## [WRITTEN TASKS]
1) Using the passage on scales and Gregorian chant, decide whether each of these statements agrees with it: (a) the half steps of the major scale fall between MI-FA and TI-DO; (b) LA is one of the home pitches in Gregorian chant; (c) the article uses fixed DO solfège. Answer yes or no for each and quote the words of the passage that decide it.
2) Write the next part of the passage on scales and Gregorian chant, starting after its final sentence.

## [SELECTION]
Even if I decide to produce the major scale starting from a different key or pitch than C, I will retain this same sequence of intervals:
W - W - 1/2 - W - W - W - 1/2
Since Gregorian chant is sung in a movable DO system — meaning one can start singing a chant from any pitch one wishes, as long as the same sequence of intervals is preserved — the system of movable DO solfège will be implemented in this article. Hence,
W - W - 1/2 - W - W - W - 1/2
becomes
DO - RE - MI - FA - SOL - TI - DO - (etc.)
The half steps/semitones occur between MI-FA and TI-DO.
Now, the fundamental, or tonic, or final, or resting pitch of the major scale is DO. When a person plays or sings a piece of music in Major, there is a sense of arriving back at "home" when landing on DO.
The Minor Scale is closely related. It follows the same sequence as the major scale, but starts from a different scale degree: LA.
W - 1/2 - W - W - 1/2 - W - W - W
LA - TI - DO - RE - MI - FA - SOL - LA - (etc.)
A musician playing or singing a piece of music in Minor will experience a sense of arriving back at "home" when landing on LA.
Finals in Gregorian Chant
In Gregorian chant, there is no Major or Minor. (For our purposes, we are going to ignore the one exception, Mode V with the B flat, which is basically the same as Major.) The fundamental resting pitches are totally different. In Gregorian chant, the home pitches are RE, MI, FA, and SOL. If you would like to hear these put into the full context of the octave-based scale, you can listen to them in this neat little blog article I came across while researching musical examples for this one. In truth, it is highly doubtful that medieval musicians ever played such scales, particularly since they solmized in terms of hexachords rather than octaves, but again, we'll put this fact to the side for our purposes today.

## [DATASET SECTION]
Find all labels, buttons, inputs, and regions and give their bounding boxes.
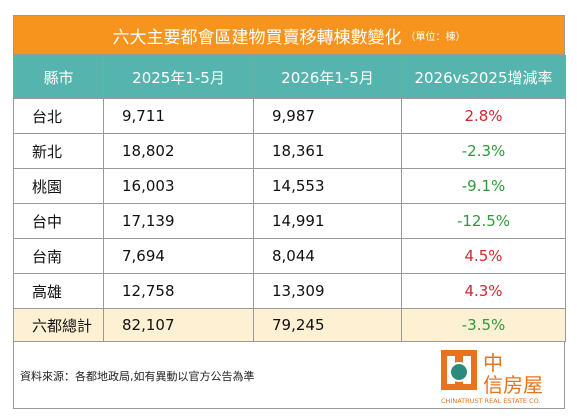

## [RESULTS BY TASK]
1)
(a) Yes: "The half steps/semitones occur between MI-FA and TI-DO."
(b) No: "In Gregorian chant, the home pitches are RE, MI, FA, and SOL."
(c) No: "the system of movable DO solfège will be implemented in this article."

2)
The sounds of RE, MI, FA, and SOL as finals
It might at the outset seem antithetical to include secular pieces in an article which is part of a series devoted to Praying with Gregorian Chant. I think, though, that some non-chant examples will be helpful in driving home these critical concepts. Gregorian chant already has an unfamiliar sound due to its free meter and lack of harmonization, and this can make it difficult for the foreigner, sojourning in the strange land of chant, to identify crucial principles. Even for the native dweller, it takes a good deal of work to get to the heart of this subject!
My criteria for the examples which follow are strict:
the melody by itself must clearly belong to the demonstrated mode
should be "hummable"
concludes on the same pitch as its fundamental/tonic/home pitch
must be Dorian, Phrygian, Lydian, or Mixolydian (based upon RE, MI, FA, or SOL)
for obvious reasons, the lyrics must be appropriate to this reader base
A little warning...
In the process of selecting examples, I also realized they would be made clearer if rendered in chant notation. I'm bracing you, because you are about to discover — gasp! — among other representatives, a Beatles song in square notes.
Truth be told, though, there is a precedent. Chant notation was the only musical notation in existence in the western world for quite some time, and historically, there is a significant body of secular music which has survived alongside the Gregorian repertory, using the exact same notation. You will also notice a Gregorian modal assignment for each example, to further illustrate the modality of these pieces.
Ready? Heeeeeeeeere we go!
"For nothing is more proper to humanity than to be relaxed by sweet modes and to be made tense by the opposite." ~ Boethius
Modes I & II: RE modes (or Dorian mode)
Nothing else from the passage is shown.